### RECORDS PROVIDED
=======
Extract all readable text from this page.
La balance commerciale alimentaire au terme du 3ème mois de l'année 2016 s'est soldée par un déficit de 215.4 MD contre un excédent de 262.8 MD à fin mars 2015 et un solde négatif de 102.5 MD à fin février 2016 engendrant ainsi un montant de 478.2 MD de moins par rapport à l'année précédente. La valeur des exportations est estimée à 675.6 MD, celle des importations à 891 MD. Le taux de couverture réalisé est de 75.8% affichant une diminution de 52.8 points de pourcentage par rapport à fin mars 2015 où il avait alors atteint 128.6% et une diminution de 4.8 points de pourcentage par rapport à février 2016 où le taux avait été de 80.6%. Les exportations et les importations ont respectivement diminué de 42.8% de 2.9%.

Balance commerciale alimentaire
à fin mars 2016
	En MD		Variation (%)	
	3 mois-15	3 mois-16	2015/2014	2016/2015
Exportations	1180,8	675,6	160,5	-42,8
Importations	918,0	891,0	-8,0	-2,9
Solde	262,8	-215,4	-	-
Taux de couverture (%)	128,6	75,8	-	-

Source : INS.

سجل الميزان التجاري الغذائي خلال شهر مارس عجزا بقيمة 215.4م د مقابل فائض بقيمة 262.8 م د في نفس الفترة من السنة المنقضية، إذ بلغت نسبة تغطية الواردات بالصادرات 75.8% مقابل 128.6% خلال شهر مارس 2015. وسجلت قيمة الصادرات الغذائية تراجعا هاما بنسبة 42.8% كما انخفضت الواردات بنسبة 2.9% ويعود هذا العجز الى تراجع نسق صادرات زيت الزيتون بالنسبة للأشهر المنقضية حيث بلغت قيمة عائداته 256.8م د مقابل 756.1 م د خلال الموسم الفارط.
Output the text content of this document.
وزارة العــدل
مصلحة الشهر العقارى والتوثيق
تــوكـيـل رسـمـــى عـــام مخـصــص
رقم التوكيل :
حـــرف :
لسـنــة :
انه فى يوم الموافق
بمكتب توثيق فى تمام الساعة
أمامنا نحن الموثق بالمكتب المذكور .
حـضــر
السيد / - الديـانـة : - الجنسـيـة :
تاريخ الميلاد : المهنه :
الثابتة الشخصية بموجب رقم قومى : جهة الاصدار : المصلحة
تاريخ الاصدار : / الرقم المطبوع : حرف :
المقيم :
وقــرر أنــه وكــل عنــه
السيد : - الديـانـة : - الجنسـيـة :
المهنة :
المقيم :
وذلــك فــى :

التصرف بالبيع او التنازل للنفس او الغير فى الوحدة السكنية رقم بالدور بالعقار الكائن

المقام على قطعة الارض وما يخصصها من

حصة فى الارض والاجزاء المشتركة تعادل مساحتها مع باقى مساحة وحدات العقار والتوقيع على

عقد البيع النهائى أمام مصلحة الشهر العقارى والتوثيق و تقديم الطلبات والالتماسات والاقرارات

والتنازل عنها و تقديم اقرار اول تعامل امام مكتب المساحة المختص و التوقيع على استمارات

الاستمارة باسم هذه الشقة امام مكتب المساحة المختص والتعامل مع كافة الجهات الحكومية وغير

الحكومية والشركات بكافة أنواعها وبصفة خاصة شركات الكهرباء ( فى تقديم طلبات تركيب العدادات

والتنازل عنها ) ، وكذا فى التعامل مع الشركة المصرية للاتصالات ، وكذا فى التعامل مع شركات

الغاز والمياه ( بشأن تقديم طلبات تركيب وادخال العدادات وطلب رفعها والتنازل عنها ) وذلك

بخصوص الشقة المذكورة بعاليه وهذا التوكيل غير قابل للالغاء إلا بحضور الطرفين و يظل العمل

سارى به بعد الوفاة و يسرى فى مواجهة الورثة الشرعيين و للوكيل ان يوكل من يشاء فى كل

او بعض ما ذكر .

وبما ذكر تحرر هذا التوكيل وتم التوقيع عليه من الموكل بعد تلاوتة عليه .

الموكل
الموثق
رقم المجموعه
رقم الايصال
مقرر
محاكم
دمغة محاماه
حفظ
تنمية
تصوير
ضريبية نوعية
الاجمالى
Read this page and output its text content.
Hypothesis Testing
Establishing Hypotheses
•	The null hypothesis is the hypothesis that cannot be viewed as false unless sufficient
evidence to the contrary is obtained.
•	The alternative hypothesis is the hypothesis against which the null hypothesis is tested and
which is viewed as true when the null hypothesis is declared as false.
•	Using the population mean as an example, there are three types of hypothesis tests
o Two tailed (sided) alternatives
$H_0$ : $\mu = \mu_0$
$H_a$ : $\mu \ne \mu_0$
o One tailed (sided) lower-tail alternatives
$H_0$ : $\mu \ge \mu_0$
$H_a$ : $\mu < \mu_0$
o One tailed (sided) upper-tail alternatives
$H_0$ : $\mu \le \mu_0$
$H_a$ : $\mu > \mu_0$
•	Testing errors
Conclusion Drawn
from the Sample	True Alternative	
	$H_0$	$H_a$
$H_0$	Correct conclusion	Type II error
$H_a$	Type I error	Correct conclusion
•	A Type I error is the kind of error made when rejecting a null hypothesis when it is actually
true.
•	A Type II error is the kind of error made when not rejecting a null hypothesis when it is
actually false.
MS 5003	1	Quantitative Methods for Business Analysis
=======
Extract the complete listing above, reproducing each line exactly.

### EXPECTED ANSWER
Extract all readable text from this page.
La balance commerciale alimentaire au terme du 3ème mois de l'année 2016 s'est soldée par un déficit de 215.4 MD contre un excédent de 262.8 MD à fin mars 2015 et un solde négatif de 102.5 MD à fin février 2016 engendrant ainsi un montant de 478.2 MD de moins par rapport à l'année précédente. La valeur des exportations est estimée à 675.6 MD, celle des importations à 891 MD. Le taux de couverture réalisé est de 75.8% affichant une diminution de 52.8 points de pourcentage par rapport à fin mars 2015 où il avait alors atteint 128.6% et une diminution de 4.8 points de pourcentage par rapport à février 2016 où le taux avait été de 80.6%. Les exportations et les importations ont respectivement diminué de 42.8% de 2.9%.

Balance commerciale alimentaire
à fin mars 2016
	En MD		Variation (%)	
	3 mois-15	3 mois-16	2015/2014	2016/2015
Exportations	1180,8	675,6	160,5	-42,8
Importations	918,0	891,0	-8,0	-2,9
Solde	262,8	-215,4	-	-
Taux de couverture (%)	128,6	75,8	-	-

Source : INS.

سجل الميزان التجاري الغذائي خلال شهر مارس عجزا بقيمة 215.4م د مقابل فائض بقيمة 262.8 م د في نفس الفترة من السنة المنقضية، إذ بلغت نسبة تغطية الواردات بالصادرات 75.8% مقابل 128.6% خلال شهر مارس 2015. وسجلت قيمة الصادرات الغذائية تراجعا هاما بنسبة 42.8% كما انخفضت الواردات بنسبة 2.9% ويعود هذا العجز الى تراجع نسق صادرات زيت الزيتون بالنسبة للأشهر المنقضية حيث بلغت قيمة عائداته 256.8م د مقابل 756.1 م د خلال الموسم الفارط.
Output the text content of this document.
وزارة العــدل
مصلحة الشهر العقارى والتوثيق
تــوكـيـل رسـمـــى عـــام مخـصــص
رقم التوكيل :
حـــرف :
لسـنــة :
انه فى يوم الموافق
بمكتب توثيق فى تمام الساعة
أمامنا نحن الموثق بالمكتب المذكور .
حـضــر
السيد / - الديـانـة : - الجنسـيـة :
تاريخ الميلاد : المهنه :
الثابتة الشخصية بموجب رقم قومى : جهة الاصدار : المصلحة
تاريخ الاصدار : / الرقم المطبوع : حرف :
المقيم :
وقــرر أنــه وكــل عنــه
السيد : - الديـانـة : - الجنسـيـة :
المهنة :
المقيم :
وذلــك فــى :

التصرف بالبيع او التنازل للنفس او الغير فى الوحدة السكنية رقم بالدور بالعقار الكائن

المقام على قطعة الارض وما يخصصها من

حصة فى الارض والاجزاء المشتركة تعادل مساحتها مع باقى مساحة وحدات العقار والتوقيع على

عقد البيع النهائى أمام مصلحة الشهر العقارى والتوثيق و تقديم الطلبات والالتماسات والاقرارات

والتنازل عنها و تقديم اقرار اول تعامل امام مكتب المساحة المختص و التوقيع على استمارات

الاستمارة باسم هذه الشقة امام مكتب المساحة المختص والتعامل مع كافة الجهات الحكومية وغير

الحكومية والشركات بكافة أنواعها وبصفة خاصة شركات الكهرباء ( فى تقديم طلبات تركيب العدادات

والتنازل عنها ) ، وكذا فى التعامل مع الشركة المصرية للاتصالات ، وكذا فى التعامل مع شركات

الغاز والمياه ( بشأن تقديم طلبات تركيب وادخال العدادات وطلب رفعها والتنازل عنها ) وذلك

بخصوص الشقة المذكورة بعاليه وهذا التوكيل غير قابل للالغاء إلا بحضور الطرفين و يظل العمل

سارى به بعد الوفاة و يسرى فى مواجهة الورثة الشرعيين و للوكيل ان يوكل من يشاء فى كل

او بعض ما ذكر .

وبما ذكر تحرر هذا التوكيل وتم التوقيع عليه من الموكل بعد تلاوتة عليه .

الموكل
الموثق
رقم المجموعه
رقم الايصال
مقرر
محاكم
دمغة محاماه
حفظ
تنمية
تصوير
ضريبية نوعية
الاجمالى
Read this page and output its text content.
Hypothesis Testing
Establishing Hypotheses
•	The null hypothesis is the hypothesis that cannot be viewed as false unless sufficient
evidence to the contrary is obtained.
•	The alternative hypothesis is the hypothesis against which the null hypothesis is tested and
which is viewed as true when the null hypothesis is declared as false.
•	Using the population mean as an example, there are three types of hypothesis tests
o Two tailed (sided) alternatives
$H_0$ : $\mu = \mu_0$
$H_a$ : $\mu \ne \mu_0$
o One tailed (sided) lower-tail alternatives
$H_0$ : $\mu \ge \mu_0$
$H_a$ : $\mu < \mu_0$
o One tailed (sided) upper-tail alternatives
$H_0$ : $\mu \le \mu_0$
$H_a$ : $\mu > \mu_0$
•	Testing errors
Conclusion Drawn
from the Sample	True Alternative	
	$H_0$	$H_a$
$H_0$	Correct conclusion	Type II error
$H_a$	Type I error	Correct conclusion
•	A Type I error is the kind of error made when rejecting a null hypothesis when it is actually
true.
•	A Type II error is the kind of error made when not rejecting a null hypothesis when it is
actually false.
MS 5003	1	Quantitative Methods for Business Analysis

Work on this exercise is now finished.